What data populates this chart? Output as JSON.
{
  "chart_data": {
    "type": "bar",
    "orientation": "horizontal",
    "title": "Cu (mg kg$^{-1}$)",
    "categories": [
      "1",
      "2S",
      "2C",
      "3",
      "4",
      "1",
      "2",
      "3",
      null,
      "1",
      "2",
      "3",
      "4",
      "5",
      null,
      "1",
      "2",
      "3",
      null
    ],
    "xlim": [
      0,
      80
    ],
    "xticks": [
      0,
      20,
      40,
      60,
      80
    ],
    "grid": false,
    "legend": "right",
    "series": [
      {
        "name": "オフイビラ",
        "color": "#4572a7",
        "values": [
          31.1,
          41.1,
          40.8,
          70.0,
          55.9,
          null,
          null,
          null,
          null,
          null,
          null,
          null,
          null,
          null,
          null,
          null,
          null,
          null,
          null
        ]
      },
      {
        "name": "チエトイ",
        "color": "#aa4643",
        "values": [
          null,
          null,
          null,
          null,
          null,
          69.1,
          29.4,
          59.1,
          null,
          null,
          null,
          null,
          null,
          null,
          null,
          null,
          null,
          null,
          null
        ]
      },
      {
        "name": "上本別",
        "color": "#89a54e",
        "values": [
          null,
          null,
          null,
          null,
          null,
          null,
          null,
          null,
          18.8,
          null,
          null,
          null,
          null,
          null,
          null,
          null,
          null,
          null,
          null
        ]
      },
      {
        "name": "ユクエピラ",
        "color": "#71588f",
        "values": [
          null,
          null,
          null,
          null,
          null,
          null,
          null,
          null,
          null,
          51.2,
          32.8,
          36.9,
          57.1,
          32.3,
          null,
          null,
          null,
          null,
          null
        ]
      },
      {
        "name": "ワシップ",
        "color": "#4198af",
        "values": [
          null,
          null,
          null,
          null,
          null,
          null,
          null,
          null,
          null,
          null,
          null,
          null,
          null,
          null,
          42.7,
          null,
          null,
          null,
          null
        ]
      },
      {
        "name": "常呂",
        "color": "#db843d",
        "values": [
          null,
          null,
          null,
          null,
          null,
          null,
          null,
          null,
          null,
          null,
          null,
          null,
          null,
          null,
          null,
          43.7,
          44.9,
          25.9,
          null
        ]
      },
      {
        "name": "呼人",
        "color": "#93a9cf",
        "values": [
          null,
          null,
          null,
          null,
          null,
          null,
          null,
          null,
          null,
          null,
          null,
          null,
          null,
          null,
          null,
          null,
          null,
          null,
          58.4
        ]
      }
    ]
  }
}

· · ·

→ **TASK GOAL**
Gather each line from the entries above that includes the word "color".

→ **EXERCISE SOLUTION**
        "color": "#4572a7",
        "color": "#aa4643",
        "color": "#89a54e",
        "color": "#71588f",
        "color": "#4198af",
        "color": "#db843d",
        "color": "#93a9cf",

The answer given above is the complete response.